*Record set*:
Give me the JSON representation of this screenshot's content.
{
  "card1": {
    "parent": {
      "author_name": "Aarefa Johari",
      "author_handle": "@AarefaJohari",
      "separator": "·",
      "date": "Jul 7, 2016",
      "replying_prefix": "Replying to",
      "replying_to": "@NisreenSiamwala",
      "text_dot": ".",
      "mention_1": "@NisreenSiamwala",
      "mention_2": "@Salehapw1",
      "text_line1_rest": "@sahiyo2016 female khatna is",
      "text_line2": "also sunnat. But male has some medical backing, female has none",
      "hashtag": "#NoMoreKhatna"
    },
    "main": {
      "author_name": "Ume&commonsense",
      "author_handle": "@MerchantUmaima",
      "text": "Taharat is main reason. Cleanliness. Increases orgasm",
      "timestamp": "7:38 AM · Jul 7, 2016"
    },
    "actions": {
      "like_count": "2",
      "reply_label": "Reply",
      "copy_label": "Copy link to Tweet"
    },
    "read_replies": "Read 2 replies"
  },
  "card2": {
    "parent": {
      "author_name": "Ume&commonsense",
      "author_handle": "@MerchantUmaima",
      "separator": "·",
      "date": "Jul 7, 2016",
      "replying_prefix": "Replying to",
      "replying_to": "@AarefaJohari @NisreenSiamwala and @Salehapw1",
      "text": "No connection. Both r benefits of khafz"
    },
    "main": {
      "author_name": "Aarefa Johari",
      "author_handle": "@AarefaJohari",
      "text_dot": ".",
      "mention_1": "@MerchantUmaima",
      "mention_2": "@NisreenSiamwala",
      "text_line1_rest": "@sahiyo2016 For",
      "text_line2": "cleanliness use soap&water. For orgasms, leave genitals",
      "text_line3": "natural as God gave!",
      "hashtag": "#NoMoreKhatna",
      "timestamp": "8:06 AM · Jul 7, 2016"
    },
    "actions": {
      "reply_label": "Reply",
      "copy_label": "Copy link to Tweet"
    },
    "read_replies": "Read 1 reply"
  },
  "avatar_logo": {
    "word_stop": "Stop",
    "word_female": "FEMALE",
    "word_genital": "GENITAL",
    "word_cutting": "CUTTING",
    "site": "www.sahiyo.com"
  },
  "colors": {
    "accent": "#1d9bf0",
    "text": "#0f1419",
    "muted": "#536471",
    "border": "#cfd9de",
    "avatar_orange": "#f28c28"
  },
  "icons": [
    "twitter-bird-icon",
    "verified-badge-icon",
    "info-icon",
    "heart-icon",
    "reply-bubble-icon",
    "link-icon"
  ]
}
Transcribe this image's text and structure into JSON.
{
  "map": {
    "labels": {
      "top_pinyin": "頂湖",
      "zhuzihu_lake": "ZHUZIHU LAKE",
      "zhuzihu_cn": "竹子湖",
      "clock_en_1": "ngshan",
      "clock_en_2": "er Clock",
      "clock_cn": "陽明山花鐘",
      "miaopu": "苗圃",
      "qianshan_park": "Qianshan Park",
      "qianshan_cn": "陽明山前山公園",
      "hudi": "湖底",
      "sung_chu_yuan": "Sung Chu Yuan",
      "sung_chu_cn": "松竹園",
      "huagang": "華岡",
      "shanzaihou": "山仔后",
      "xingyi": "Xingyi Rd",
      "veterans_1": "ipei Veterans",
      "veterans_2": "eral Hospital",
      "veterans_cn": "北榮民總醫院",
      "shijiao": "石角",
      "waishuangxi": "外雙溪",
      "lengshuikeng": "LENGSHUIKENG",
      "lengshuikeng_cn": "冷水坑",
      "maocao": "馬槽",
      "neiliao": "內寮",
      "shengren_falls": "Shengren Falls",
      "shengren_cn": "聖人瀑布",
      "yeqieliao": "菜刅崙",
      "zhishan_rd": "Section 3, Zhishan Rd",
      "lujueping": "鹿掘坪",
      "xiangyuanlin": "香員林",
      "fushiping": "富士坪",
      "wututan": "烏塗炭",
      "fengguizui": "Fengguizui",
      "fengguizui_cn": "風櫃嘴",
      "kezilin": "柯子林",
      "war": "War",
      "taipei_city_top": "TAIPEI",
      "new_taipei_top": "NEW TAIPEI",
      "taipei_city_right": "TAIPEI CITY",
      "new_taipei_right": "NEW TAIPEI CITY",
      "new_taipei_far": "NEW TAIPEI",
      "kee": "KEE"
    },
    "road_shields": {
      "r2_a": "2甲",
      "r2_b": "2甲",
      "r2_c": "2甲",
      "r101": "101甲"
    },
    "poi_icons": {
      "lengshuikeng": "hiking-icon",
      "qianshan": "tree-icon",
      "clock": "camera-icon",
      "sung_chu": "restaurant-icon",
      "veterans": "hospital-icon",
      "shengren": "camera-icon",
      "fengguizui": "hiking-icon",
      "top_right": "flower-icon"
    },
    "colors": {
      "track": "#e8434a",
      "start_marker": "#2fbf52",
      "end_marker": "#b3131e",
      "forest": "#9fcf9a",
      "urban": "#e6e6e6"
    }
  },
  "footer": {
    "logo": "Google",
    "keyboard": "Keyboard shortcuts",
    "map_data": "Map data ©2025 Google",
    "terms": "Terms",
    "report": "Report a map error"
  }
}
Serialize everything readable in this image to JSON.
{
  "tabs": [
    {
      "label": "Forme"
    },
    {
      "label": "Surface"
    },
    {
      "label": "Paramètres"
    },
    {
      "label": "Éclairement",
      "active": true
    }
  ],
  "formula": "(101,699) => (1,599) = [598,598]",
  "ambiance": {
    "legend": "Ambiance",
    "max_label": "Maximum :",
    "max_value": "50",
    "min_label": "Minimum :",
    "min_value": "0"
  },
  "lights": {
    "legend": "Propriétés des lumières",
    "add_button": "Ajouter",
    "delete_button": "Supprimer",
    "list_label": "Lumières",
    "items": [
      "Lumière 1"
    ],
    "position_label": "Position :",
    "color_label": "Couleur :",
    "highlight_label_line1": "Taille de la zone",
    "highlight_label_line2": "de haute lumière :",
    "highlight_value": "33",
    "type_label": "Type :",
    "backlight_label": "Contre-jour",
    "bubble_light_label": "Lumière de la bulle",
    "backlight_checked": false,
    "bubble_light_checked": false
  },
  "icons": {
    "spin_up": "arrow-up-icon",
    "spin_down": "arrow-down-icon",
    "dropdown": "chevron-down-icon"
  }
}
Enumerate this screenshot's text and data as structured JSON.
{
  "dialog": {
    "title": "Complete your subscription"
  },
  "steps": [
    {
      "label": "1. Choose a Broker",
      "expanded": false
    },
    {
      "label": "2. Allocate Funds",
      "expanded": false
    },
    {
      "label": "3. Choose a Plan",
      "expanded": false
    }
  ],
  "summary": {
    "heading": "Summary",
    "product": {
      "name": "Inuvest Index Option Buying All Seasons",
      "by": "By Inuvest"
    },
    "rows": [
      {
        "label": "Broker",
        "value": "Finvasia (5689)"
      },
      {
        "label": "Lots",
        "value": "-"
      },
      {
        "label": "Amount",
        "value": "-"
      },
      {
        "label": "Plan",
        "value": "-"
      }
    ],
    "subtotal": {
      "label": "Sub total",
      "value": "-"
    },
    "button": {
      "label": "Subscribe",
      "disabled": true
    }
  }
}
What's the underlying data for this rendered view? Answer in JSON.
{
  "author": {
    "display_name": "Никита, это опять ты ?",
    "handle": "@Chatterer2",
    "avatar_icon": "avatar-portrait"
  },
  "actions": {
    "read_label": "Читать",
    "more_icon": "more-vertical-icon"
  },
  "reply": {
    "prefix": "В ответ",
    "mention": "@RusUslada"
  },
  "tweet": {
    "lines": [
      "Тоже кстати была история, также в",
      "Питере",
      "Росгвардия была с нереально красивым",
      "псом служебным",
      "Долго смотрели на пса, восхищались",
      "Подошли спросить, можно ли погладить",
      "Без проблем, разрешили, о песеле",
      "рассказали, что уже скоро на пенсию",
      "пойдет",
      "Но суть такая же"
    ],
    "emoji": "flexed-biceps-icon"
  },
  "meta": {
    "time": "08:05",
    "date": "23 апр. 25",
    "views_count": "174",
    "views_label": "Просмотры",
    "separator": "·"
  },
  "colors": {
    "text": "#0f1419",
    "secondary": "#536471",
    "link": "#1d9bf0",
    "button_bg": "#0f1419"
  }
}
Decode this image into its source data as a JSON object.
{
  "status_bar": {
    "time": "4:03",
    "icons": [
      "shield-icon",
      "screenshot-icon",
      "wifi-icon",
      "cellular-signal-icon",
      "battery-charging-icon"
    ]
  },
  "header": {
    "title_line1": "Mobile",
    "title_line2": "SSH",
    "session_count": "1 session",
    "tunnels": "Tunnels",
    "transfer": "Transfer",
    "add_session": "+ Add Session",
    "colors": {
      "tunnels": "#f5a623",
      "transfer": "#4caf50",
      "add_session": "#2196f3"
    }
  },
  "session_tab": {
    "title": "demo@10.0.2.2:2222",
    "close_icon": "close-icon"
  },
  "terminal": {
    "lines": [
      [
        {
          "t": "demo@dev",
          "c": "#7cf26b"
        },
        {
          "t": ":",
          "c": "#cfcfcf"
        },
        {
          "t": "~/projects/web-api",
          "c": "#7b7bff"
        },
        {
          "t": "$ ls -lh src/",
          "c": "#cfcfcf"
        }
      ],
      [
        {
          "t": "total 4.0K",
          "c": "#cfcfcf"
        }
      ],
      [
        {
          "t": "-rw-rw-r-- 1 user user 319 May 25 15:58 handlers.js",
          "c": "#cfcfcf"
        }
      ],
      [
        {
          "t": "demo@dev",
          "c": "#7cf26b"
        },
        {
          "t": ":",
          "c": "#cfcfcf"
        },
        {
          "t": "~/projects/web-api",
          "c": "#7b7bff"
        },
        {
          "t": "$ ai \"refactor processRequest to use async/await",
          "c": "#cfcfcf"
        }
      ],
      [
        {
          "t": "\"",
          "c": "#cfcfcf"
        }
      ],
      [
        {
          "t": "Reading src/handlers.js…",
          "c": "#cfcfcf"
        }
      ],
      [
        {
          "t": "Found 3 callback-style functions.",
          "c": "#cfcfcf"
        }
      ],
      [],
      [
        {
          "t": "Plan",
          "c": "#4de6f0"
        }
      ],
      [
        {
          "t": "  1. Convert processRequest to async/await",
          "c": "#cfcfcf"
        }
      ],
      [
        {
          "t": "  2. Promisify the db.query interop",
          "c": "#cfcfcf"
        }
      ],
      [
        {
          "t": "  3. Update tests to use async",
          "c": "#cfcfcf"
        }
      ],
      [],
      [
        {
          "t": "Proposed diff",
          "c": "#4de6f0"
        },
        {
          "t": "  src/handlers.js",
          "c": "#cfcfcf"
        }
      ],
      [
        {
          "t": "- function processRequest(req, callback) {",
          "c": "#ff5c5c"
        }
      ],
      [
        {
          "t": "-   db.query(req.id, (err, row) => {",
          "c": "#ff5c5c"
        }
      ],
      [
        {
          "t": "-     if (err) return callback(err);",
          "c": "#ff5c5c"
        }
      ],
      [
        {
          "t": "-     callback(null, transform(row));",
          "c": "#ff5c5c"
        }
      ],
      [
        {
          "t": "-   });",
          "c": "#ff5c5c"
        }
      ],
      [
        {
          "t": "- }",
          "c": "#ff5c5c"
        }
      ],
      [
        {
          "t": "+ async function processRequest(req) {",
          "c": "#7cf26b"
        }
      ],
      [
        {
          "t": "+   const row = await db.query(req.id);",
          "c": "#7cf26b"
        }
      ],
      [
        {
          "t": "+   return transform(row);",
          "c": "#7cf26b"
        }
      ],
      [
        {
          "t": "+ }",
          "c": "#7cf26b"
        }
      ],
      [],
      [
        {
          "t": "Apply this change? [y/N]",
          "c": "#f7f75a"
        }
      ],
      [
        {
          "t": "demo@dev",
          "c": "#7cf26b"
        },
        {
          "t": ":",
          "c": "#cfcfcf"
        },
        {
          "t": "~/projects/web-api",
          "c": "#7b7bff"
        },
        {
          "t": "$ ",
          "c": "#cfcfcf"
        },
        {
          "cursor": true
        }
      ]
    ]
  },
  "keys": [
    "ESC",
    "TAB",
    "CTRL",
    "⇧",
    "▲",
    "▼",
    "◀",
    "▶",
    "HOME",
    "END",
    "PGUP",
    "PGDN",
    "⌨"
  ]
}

*Challenge*:
Determine how many lines contain the word "JSON" and reply with that number alone.

*Solution for this exercise*:
6